■ **WORK TO BE COMPLETED**
Select, from the material below, each line with "JSON" in it.

■ **TASK MATERIAL**
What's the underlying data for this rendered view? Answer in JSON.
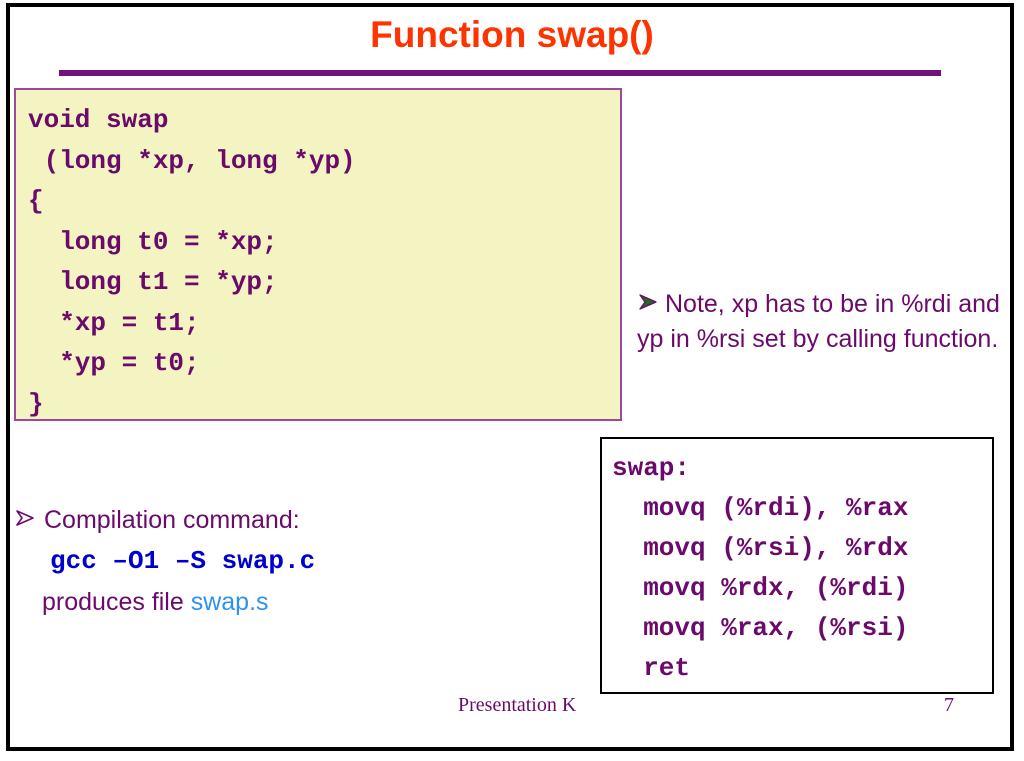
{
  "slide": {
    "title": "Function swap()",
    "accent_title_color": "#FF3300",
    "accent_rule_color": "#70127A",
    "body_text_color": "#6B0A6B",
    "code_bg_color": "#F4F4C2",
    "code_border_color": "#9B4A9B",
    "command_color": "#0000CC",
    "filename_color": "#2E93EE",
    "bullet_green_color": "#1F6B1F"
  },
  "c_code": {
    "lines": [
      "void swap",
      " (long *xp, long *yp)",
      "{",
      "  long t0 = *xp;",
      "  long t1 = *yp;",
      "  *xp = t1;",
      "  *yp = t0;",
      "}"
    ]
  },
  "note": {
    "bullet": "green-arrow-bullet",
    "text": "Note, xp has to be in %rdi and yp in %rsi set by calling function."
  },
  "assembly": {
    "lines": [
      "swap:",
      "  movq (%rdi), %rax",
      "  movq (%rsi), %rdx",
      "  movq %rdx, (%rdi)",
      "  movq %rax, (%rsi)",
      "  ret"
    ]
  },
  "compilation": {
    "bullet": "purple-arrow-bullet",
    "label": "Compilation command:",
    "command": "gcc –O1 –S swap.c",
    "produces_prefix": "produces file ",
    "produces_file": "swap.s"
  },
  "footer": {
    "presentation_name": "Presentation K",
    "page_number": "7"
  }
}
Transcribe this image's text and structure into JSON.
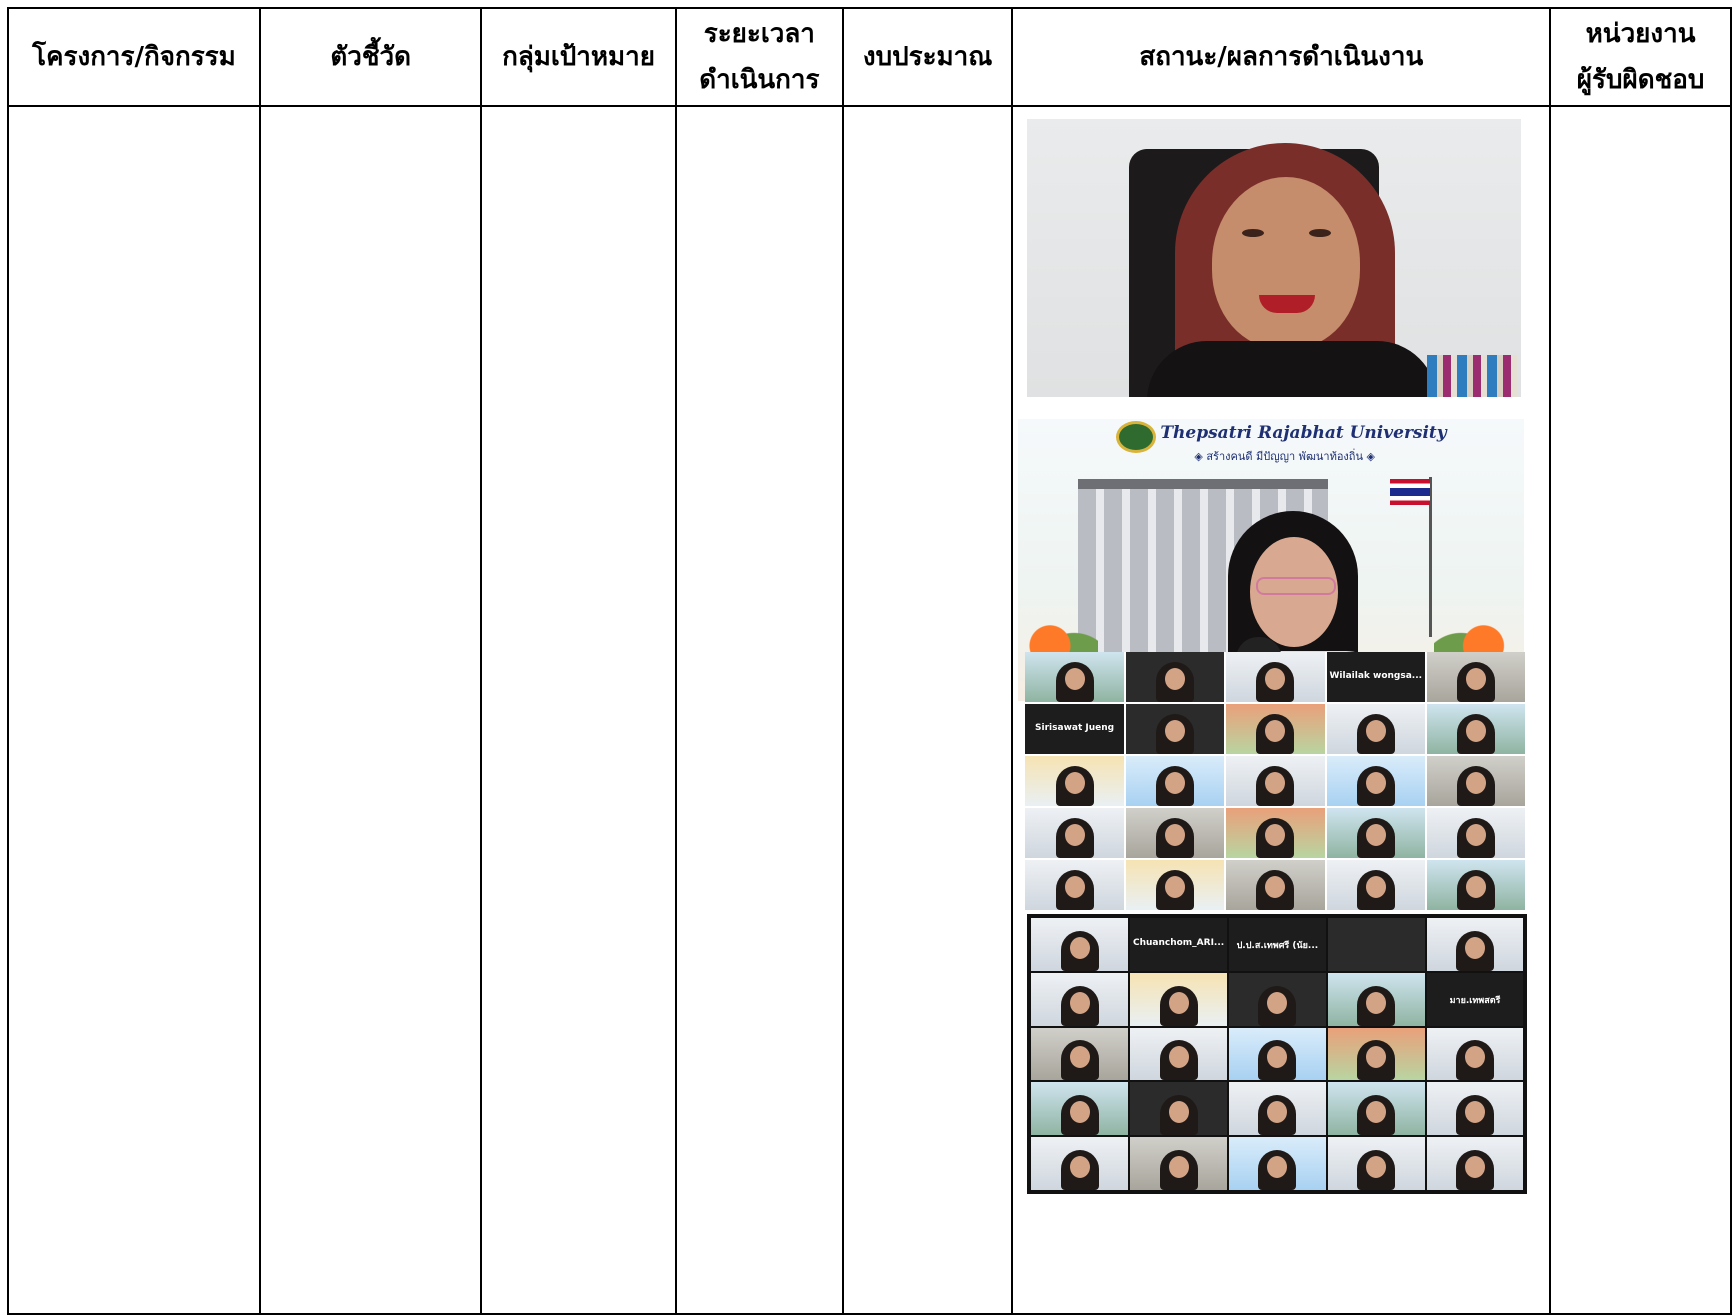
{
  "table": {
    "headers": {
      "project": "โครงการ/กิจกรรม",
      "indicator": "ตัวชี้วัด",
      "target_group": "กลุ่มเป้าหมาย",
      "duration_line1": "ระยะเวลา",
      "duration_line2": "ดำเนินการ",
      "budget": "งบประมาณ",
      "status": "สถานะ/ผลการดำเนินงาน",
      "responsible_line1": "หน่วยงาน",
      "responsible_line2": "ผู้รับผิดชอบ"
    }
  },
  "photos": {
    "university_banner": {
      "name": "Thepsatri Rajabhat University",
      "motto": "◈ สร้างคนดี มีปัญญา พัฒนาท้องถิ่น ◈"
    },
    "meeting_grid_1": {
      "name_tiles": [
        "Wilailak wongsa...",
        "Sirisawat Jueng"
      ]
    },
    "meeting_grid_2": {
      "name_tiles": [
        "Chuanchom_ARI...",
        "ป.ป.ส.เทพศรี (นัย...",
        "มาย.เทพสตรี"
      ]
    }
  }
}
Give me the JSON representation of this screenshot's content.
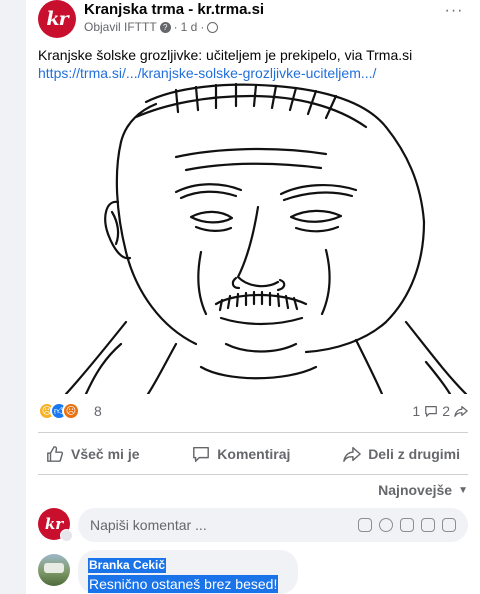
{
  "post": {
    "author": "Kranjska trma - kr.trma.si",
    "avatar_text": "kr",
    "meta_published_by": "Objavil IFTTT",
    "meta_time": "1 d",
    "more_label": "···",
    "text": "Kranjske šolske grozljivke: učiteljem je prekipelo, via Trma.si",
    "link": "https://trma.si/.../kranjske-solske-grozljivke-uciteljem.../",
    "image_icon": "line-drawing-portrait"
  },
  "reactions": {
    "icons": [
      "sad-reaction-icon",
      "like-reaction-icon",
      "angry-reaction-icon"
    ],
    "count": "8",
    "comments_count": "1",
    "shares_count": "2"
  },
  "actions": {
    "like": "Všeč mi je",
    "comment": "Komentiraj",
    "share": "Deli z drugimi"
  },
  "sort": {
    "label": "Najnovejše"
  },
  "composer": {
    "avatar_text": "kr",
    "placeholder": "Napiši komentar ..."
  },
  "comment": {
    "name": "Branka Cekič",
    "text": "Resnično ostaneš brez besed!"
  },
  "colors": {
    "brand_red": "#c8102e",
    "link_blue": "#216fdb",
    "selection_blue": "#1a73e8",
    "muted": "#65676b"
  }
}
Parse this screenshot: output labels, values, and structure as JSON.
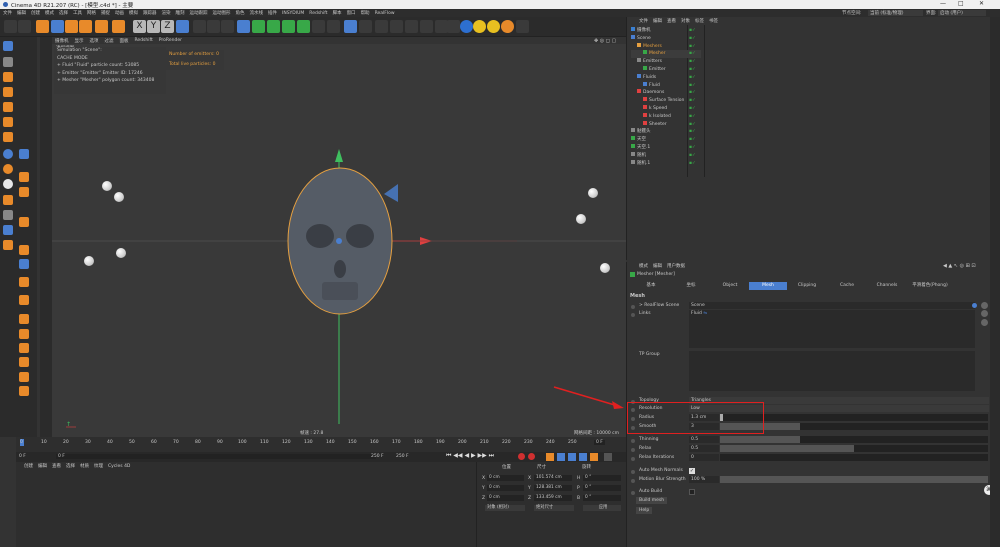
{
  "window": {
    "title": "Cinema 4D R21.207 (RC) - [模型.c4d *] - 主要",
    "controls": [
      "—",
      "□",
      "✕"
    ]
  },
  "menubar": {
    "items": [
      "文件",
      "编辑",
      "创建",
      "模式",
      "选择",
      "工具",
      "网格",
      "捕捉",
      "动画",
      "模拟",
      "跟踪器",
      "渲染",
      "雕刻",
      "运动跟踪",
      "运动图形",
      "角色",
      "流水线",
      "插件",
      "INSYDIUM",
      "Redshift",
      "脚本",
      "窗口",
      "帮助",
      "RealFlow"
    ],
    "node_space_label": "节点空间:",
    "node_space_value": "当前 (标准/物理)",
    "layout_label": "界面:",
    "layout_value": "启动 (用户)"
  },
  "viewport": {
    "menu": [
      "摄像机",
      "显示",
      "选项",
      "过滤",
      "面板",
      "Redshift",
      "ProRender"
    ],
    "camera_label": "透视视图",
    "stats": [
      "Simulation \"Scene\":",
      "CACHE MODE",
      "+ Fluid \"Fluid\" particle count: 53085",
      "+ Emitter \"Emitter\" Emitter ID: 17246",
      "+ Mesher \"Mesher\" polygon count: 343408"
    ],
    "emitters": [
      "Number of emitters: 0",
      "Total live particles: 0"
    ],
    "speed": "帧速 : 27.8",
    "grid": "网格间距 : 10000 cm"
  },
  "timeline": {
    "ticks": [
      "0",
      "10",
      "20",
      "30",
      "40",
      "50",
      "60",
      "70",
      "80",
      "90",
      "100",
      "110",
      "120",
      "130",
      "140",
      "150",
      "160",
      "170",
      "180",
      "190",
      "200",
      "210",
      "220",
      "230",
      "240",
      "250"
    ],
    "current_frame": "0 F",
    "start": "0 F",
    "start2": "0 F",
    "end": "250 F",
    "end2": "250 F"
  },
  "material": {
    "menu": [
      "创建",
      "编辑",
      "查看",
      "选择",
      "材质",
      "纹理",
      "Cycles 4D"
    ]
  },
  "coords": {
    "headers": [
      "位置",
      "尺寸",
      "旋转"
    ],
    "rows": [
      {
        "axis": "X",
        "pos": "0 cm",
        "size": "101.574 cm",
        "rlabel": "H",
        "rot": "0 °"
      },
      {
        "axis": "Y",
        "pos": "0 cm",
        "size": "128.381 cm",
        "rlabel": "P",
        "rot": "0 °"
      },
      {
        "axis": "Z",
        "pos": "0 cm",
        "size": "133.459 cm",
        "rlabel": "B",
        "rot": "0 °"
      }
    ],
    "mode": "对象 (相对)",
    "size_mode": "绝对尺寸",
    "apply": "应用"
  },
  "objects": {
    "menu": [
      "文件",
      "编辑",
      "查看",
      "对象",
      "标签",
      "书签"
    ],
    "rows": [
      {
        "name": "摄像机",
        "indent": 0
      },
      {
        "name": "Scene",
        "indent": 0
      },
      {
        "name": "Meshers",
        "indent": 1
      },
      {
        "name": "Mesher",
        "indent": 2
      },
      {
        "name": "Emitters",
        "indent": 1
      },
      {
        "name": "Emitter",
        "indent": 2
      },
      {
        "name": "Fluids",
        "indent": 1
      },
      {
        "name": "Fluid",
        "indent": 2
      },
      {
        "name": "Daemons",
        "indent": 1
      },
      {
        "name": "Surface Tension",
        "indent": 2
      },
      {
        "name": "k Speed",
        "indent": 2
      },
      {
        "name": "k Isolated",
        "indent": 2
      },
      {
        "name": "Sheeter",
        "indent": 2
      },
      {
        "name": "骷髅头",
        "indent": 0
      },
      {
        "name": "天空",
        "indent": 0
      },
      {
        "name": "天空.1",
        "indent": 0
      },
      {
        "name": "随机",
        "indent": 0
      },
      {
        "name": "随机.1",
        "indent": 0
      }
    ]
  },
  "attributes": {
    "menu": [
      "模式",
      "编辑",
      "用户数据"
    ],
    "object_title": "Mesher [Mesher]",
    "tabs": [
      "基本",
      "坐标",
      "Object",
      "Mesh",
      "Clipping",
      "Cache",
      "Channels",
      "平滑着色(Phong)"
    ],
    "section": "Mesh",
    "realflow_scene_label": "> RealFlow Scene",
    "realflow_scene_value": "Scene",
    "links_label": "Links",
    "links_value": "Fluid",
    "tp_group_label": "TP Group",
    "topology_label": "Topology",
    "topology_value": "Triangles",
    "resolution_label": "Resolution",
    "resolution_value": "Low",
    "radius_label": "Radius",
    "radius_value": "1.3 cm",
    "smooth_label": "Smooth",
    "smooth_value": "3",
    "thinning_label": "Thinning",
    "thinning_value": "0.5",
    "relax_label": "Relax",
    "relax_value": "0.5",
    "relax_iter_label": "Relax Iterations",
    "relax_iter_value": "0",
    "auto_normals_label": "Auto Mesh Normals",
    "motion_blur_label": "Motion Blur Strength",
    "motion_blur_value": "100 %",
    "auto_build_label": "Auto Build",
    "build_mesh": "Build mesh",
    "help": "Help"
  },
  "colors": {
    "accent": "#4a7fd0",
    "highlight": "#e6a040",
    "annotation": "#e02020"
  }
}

■ **FINAL RESULT**
What's the underlying data for this rendered view? Answer in JSON.
Transcribe this image's text and structure into JSON.
Give me the JSON representation of this screenshot's content.
Parse this screenshot: output labels, values, and structure as JSON.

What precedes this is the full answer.